▸ WHAT IS REQUIRED
Give back the full listing verbatim, apart from its images.

▸ DATA EXTRACT
****************

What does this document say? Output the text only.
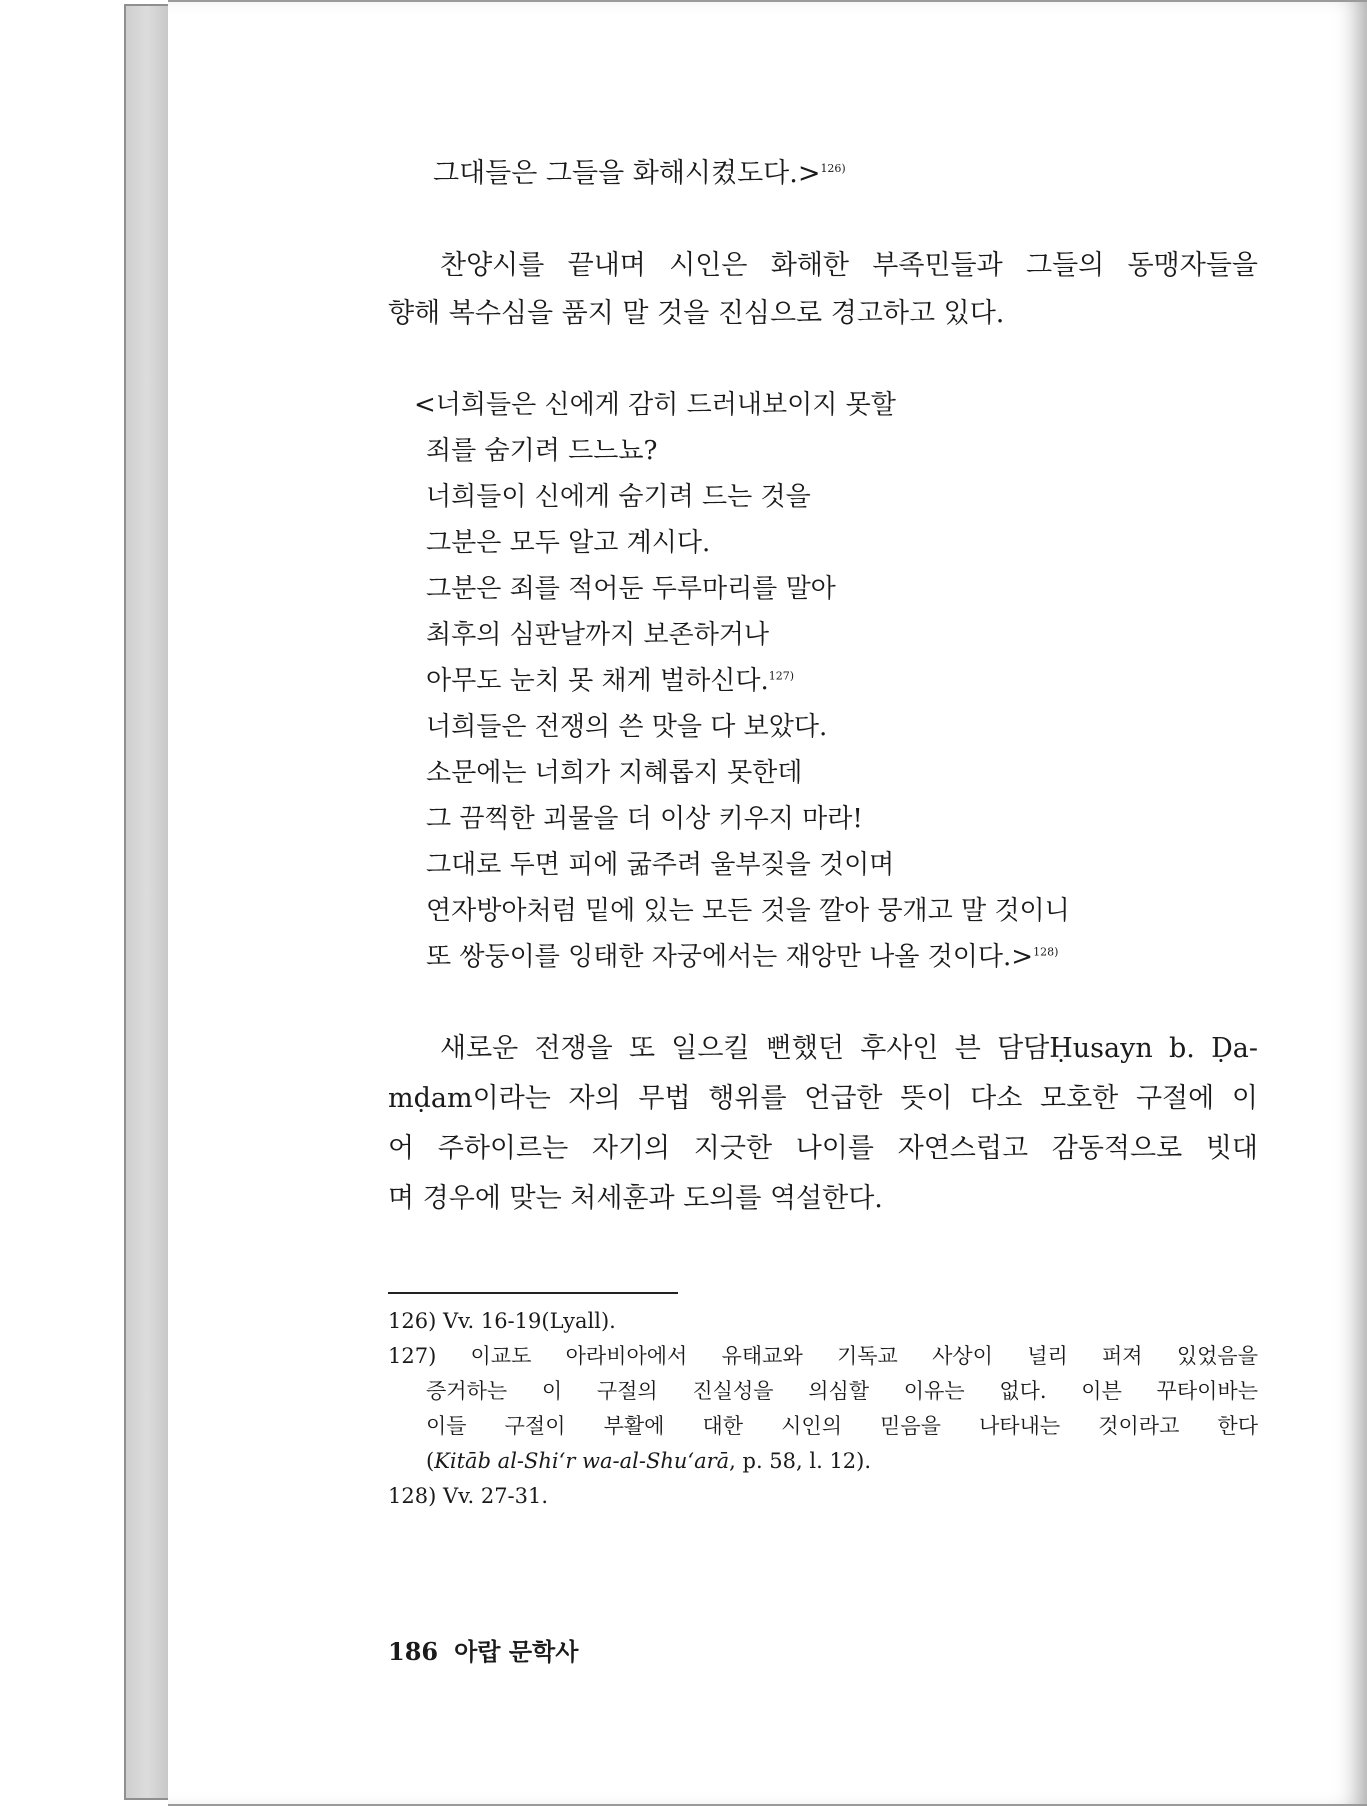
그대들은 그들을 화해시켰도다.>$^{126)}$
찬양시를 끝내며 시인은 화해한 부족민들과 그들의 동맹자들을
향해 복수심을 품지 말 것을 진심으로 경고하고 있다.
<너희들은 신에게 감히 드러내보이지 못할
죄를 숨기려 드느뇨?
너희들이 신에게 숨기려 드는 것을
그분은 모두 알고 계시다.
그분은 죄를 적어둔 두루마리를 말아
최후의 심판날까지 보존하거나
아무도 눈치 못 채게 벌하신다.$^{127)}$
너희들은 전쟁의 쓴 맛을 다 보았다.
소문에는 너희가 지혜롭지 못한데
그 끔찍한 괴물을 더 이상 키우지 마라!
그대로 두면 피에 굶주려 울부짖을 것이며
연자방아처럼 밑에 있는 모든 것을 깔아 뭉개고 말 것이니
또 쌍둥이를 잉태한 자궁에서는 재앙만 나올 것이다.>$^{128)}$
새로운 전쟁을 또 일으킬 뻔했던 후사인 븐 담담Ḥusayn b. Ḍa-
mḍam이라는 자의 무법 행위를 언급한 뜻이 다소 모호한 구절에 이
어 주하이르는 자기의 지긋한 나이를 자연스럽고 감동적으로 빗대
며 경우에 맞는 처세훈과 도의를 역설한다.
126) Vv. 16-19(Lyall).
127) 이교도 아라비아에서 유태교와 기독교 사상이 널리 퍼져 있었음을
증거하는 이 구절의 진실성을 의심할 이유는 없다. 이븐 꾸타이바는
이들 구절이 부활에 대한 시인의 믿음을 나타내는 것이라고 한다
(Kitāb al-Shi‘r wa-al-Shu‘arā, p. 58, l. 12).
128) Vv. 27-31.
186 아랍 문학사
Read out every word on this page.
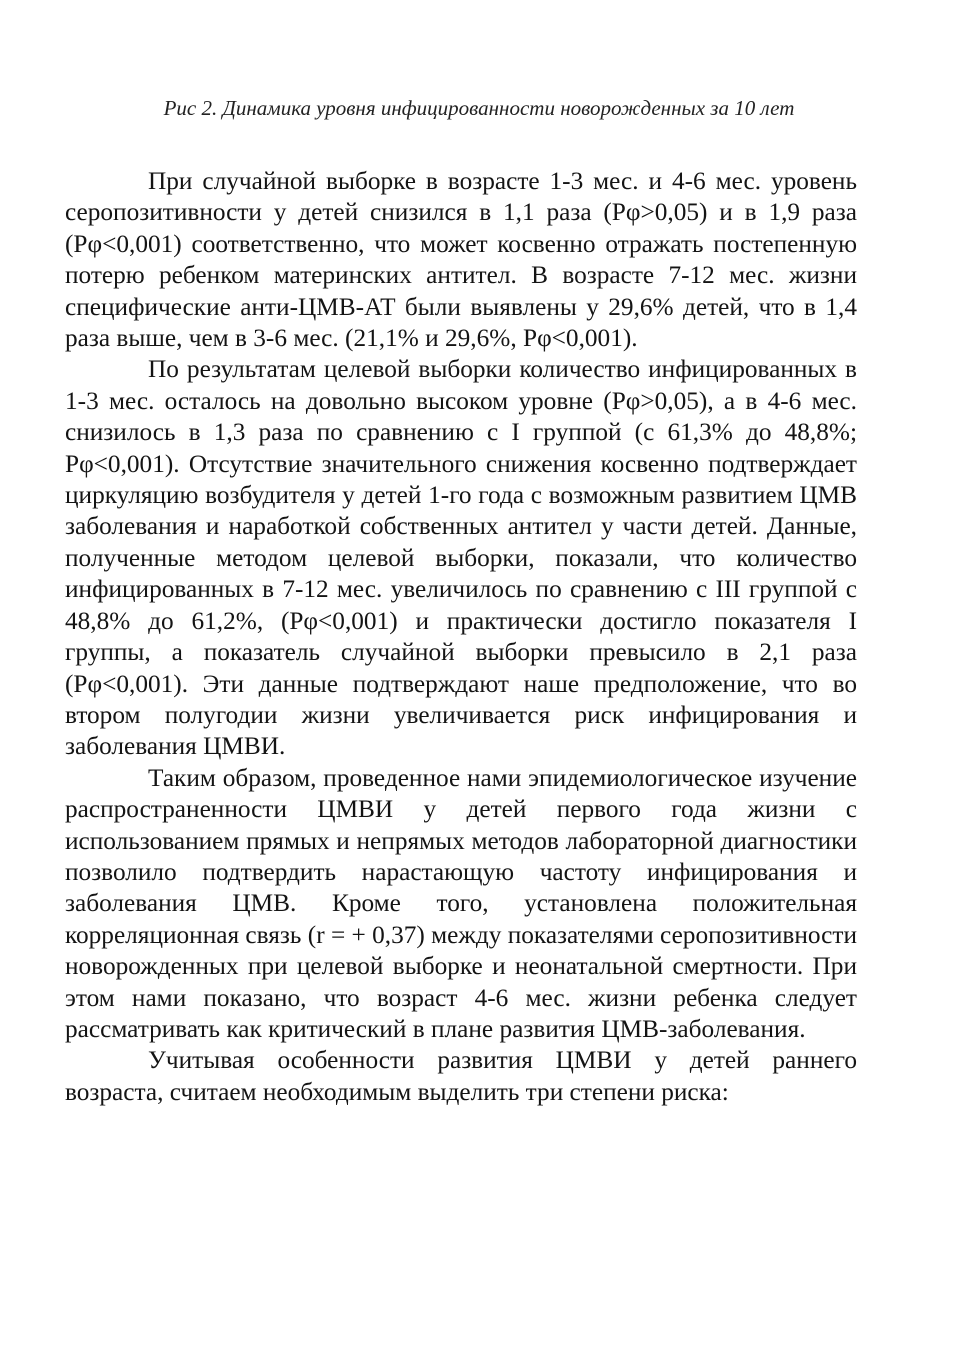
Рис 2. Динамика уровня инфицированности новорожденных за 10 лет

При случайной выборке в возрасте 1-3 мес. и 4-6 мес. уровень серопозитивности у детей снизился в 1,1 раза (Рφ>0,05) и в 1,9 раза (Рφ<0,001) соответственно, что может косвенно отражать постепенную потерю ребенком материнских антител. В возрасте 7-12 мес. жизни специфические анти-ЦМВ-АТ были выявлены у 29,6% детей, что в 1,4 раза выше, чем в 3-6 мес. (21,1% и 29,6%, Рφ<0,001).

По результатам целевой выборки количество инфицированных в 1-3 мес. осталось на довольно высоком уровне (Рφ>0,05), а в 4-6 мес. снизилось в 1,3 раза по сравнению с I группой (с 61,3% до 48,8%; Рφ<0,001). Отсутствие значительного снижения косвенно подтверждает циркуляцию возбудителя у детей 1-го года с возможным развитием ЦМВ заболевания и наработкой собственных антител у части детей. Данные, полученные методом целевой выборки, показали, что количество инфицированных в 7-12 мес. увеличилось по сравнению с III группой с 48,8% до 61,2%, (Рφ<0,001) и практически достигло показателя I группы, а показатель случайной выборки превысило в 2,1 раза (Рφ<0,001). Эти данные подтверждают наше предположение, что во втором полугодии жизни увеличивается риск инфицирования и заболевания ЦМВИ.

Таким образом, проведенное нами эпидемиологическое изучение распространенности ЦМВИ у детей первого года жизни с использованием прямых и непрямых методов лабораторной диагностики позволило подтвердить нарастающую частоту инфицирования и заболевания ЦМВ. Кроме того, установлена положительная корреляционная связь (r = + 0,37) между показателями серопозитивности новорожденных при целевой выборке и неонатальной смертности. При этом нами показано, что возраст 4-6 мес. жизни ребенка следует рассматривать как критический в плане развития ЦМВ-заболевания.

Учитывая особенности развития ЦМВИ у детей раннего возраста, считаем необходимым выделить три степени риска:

****************

▸ SOLUTION
What does this document say? Output the text only.
그대들은 그들을 화해시켰도다.>$^{126)}$
찬양시를 끝내며 시인은 화해한 부족민들과 그들의 동맹자들을
향해 복수심을 품지 말 것을 진심으로 경고하고 있다.
<너희들은 신에게 감히 드러내보이지 못할
죄를 숨기려 드느뇨?
너희들이 신에게 숨기려 드는 것을
그분은 모두 알고 계시다.
그분은 죄를 적어둔 두루마리를 말아
최후의 심판날까지 보존하거나
아무도 눈치 못 채게 벌하신다.$^{127)}$
너희들은 전쟁의 쓴 맛을 다 보았다.
소문에는 너희가 지혜롭지 못한데
그 끔찍한 괴물을 더 이상 키우지 마라!
그대로 두면 피에 굶주려 울부짖을 것이며
연자방아처럼 밑에 있는 모든 것을 깔아 뭉개고 말 것이니
또 쌍둥이를 잉태한 자궁에서는 재앙만 나올 것이다.>$^{128)}$
새로운 전쟁을 또 일으킬 뻔했던 후사인 븐 담담Ḥusayn b. Ḍa-
mḍam이라는 자의 무법 행위를 언급한 뜻이 다소 모호한 구절에 이
어 주하이르는 자기의 지긋한 나이를 자연스럽고 감동적으로 빗대
며 경우에 맞는 처세훈과 도의를 역설한다.
126) Vv. 16-19(Lyall).
127) 이교도 아라비아에서 유태교와 기독교 사상이 널리 퍼져 있었음을
증거하는 이 구절의 진실성을 의심할 이유는 없다. 이븐 꾸타이바는
이들 구절이 부활에 대한 시인의 믿음을 나타내는 것이라고 한다
(Kitāb al-Shi‘r wa-al-Shu‘arā, p. 58, l. 12).
128) Vv. 27-31.
186 아랍 문학사
Read out every word on this page.
Рис 2. Динамика уровня инфицированности новорожденных за 10 лет

При случайной выборке в возрасте 1-3 мес. и 4-6 мес. уровень серопозитивности у детей снизился в 1,1 раза (Рφ>0,05) и в 1,9 раза (Рφ<0,001) соответственно, что может косвенно отражать постепенную потерю ребенком материнских антител. В возрасте 7-12 мес. жизни специфические анти-ЦМВ-АТ были выявлены у 29,6% детей, что в 1,4 раза выше, чем в 3-6 мес. (21,1% и 29,6%, Рφ<0,001).

По результатам целевой выборки количество инфицированных в 1-3 мес. осталось на довольно высоком уровне (Рφ>0,05), а в 4-6 мес. снизилось в 1,3 раза по сравнению с I группой (с 61,3% до 48,8%; Рφ<0,001). Отсутствие значительного снижения косвенно подтверждает циркуляцию возбудителя у детей 1-го года с возможным развитием ЦМВ заболевания и наработкой собственных антител у части детей. Данные, полученные методом целевой выборки, показали, что количество инфицированных в 7-12 мес. увеличилось по сравнению с III группой с 48,8% до 61,2%, (Рφ<0,001) и практически достигло показателя I группы, а показатель случайной выборки превысило в 2,1 раза (Рφ<0,001). Эти данные подтверждают наше предположение, что во втором полугодии жизни увеличивается риск инфицирования и заболевания ЦМВИ.

Таким образом, проведенное нами эпидемиологическое изучение распространенности ЦМВИ у детей первого года жизни с использованием прямых и непрямых методов лабораторной диагностики позволило подтвердить нарастающую частоту инфицирования и заболевания ЦМВ. Кроме того, установлена положительная корреляционная связь (r = + 0,37) между показателями серопозитивности новорожденных при целевой выборке и неонатальной смертности. При этом нами показано, что возраст 4-6 мес. жизни ребенка следует рассматривать как критический в плане развития ЦМВ-заболевания.

Учитывая особенности развития ЦМВИ у детей раннего возраста, считаем необходимым выделить три степени риска:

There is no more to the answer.